Work to do: Search the data for the word "name" and copy every line where it occurs.
○ ○ ○
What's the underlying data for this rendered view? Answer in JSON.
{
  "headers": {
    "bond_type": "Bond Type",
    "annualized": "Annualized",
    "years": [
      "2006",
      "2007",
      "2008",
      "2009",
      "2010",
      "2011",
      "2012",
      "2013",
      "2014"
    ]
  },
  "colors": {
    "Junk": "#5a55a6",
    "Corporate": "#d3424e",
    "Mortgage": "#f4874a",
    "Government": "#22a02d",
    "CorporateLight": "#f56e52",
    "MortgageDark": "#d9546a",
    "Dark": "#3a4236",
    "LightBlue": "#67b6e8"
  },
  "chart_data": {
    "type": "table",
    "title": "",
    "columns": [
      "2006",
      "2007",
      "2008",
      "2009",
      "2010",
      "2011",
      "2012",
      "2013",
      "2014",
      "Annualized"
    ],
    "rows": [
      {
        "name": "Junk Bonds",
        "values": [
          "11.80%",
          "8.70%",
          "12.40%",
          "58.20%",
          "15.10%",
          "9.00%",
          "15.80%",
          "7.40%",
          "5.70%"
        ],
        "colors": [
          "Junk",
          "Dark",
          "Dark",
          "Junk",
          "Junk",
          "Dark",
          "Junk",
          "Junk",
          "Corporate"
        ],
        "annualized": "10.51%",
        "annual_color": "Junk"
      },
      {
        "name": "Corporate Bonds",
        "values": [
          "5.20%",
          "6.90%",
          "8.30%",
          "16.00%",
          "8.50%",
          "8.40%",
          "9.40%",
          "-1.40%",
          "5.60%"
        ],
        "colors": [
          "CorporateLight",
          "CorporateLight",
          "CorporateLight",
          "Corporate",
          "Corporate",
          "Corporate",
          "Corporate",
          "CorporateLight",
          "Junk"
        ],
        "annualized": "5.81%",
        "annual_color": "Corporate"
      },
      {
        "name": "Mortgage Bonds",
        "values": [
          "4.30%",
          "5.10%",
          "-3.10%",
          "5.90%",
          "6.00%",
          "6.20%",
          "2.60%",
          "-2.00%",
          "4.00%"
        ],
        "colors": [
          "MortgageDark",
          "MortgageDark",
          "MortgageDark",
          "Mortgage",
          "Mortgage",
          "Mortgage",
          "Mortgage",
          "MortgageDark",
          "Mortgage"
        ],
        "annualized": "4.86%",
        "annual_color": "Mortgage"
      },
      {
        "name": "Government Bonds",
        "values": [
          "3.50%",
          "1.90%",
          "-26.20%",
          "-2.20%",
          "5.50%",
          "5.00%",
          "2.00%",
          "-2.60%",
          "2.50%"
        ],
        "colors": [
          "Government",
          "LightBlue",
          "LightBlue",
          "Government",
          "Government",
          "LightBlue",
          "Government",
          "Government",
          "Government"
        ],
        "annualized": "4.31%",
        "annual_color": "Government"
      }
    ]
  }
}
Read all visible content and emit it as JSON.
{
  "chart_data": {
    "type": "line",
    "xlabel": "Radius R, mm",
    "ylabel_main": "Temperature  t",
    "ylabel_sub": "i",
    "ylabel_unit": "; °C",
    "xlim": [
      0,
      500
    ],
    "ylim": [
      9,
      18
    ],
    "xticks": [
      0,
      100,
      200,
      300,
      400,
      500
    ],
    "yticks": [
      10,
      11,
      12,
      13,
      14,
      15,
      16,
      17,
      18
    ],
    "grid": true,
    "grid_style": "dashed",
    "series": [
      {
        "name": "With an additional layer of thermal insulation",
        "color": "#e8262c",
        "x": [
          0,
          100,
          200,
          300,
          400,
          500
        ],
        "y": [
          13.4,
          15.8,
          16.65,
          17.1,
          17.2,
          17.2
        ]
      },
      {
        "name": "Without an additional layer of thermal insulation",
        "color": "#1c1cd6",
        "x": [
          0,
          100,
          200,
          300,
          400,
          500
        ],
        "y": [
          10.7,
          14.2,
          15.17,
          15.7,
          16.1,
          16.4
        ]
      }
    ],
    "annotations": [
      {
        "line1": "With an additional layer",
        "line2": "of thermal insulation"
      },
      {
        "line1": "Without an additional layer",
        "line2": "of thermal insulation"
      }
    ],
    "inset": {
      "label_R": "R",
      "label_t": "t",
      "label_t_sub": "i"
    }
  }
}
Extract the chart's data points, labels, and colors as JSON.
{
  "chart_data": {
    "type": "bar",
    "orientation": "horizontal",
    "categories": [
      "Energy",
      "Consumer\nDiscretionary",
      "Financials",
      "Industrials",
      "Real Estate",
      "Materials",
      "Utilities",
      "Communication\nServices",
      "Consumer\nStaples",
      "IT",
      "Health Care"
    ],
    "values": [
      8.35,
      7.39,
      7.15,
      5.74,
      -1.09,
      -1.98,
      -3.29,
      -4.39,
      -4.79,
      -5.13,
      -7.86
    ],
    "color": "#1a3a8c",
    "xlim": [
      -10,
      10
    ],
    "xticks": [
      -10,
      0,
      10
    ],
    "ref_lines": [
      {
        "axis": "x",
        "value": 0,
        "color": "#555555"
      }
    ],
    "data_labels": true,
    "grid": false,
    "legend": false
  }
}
○ ○ ○
Written solution:
        "name": "Junk Bonds",
        "name": "Corporate Bonds",
        "name": "Mortgage Bonds",
        "name": "Government Bonds",
        "name": "With an additional layer of thermal insulation",
        "name": "Without an additional layer of thermal insulation",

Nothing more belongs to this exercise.